[Data entries for graphics]
%%

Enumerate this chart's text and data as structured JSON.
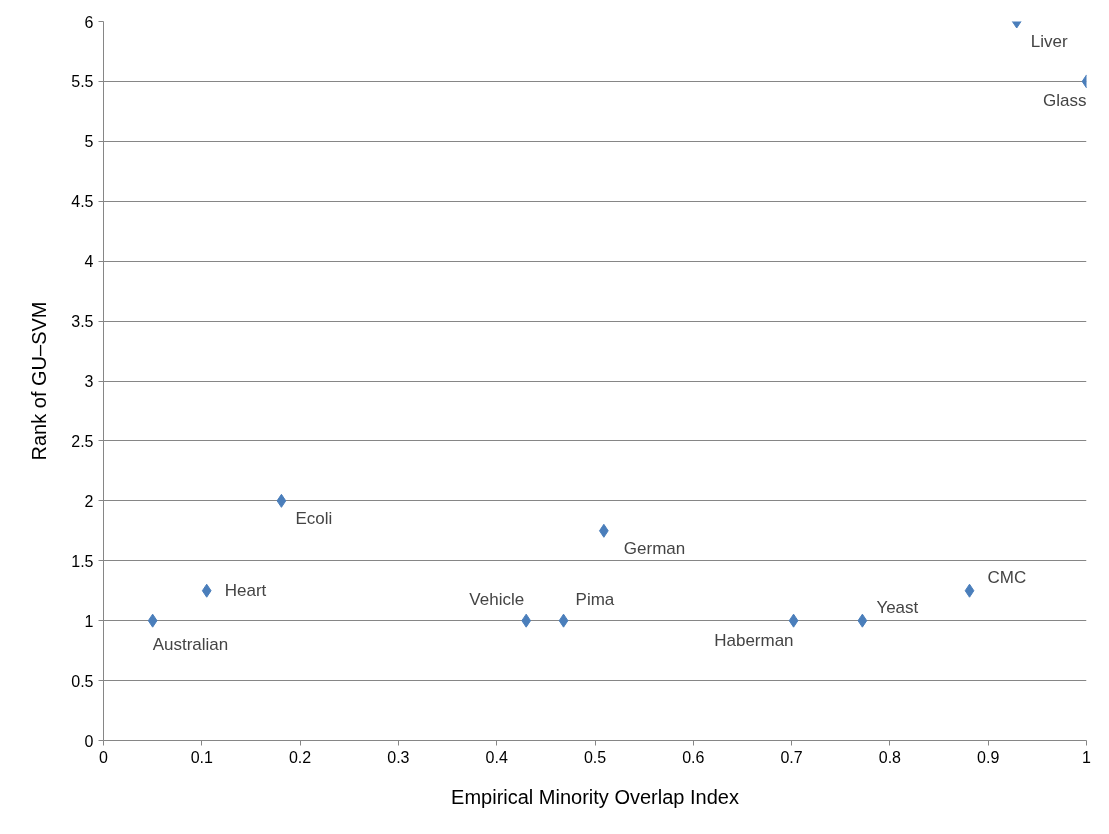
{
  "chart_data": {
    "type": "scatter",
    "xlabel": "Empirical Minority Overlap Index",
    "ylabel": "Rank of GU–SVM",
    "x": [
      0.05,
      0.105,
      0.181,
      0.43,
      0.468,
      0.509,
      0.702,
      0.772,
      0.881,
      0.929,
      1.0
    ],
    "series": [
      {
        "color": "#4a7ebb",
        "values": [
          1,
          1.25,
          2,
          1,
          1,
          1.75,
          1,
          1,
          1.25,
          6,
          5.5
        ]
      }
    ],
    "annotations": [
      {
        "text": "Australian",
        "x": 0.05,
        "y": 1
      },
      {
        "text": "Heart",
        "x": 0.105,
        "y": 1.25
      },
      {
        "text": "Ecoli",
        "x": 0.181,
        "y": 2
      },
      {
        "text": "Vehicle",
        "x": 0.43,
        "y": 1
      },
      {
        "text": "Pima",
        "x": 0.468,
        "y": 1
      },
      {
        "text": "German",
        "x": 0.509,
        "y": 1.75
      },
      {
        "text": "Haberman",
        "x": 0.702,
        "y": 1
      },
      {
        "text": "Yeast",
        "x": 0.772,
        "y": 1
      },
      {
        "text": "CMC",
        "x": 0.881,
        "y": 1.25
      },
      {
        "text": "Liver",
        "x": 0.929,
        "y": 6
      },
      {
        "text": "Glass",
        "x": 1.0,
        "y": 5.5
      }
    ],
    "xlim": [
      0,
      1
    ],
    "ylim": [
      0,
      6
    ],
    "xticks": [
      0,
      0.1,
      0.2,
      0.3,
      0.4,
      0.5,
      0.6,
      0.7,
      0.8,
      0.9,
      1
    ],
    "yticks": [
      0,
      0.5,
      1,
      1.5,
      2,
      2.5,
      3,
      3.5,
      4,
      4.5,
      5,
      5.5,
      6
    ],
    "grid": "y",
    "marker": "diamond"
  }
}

%%

→ What this task involves:
Set down the material exactly, every line of it, except for the pictures.

→ Exercise answer:
Enumerate this chart's text and data as structured JSON.
{
  "chart_data": {
    "type": "scatter",
    "xlabel": "Empirical Minority Overlap Index",
    "ylabel": "Rank of GU–SVM",
    "x": [
      0.05,
      0.105,
      0.181,
      0.43,
      0.468,
      0.509,
      0.702,
      0.772,
      0.881,
      0.929,
      1.0
    ],
    "series": [
      {
        "color": "#4a7ebb",
        "values": [
          1,
          1.25,
          2,
          1,
          1,
          1.75,
          1,
          1,
          1.25,
          6,
          5.5
        ]
      }
    ],
    "annotations": [
      {
        "text": "Australian",
        "x": 0.05,
        "y": 1
      },
      {
        "text": "Heart",
        "x": 0.105,
        "y": 1.25
      },
      {
        "text": "Ecoli",
        "x": 0.181,
        "y": 2
      },
      {
        "text": "Vehicle",
        "x": 0.43,
        "y": 1
      },
      {
        "text": "Pima",
        "x": 0.468,
        "y": 1
      },
      {
        "text": "German",
        "x": 0.509,
        "y": 1.75
      },
      {
        "text": "Haberman",
        "x": 0.702,
        "y": 1
      },
      {
        "text": "Yeast",
        "x": 0.772,
        "y": 1
      },
      {
        "text": "CMC",
        "x": 0.881,
        "y": 1.25
      },
      {
        "text": "Liver",
        "x": 0.929,
        "y": 6
      },
      {
        "text": "Glass",
        "x": 1.0,
        "y": 5.5
      }
    ],
    "xlim": [
      0,
      1
    ],
    "ylim": [
      0,
      6
    ],
    "xticks": [
      0,
      0.1,
      0.2,
      0.3,
      0.4,
      0.5,
      0.6,
      0.7,
      0.8,
      0.9,
      1
    ],
    "yticks": [
      0,
      0.5,
      1,
      1.5,
      2,
      2.5,
      3,
      3.5,
      4,
      4.5,
      5,
      5.5,
      6
    ],
    "grid": "y",
    "marker": "diamond"
  }
}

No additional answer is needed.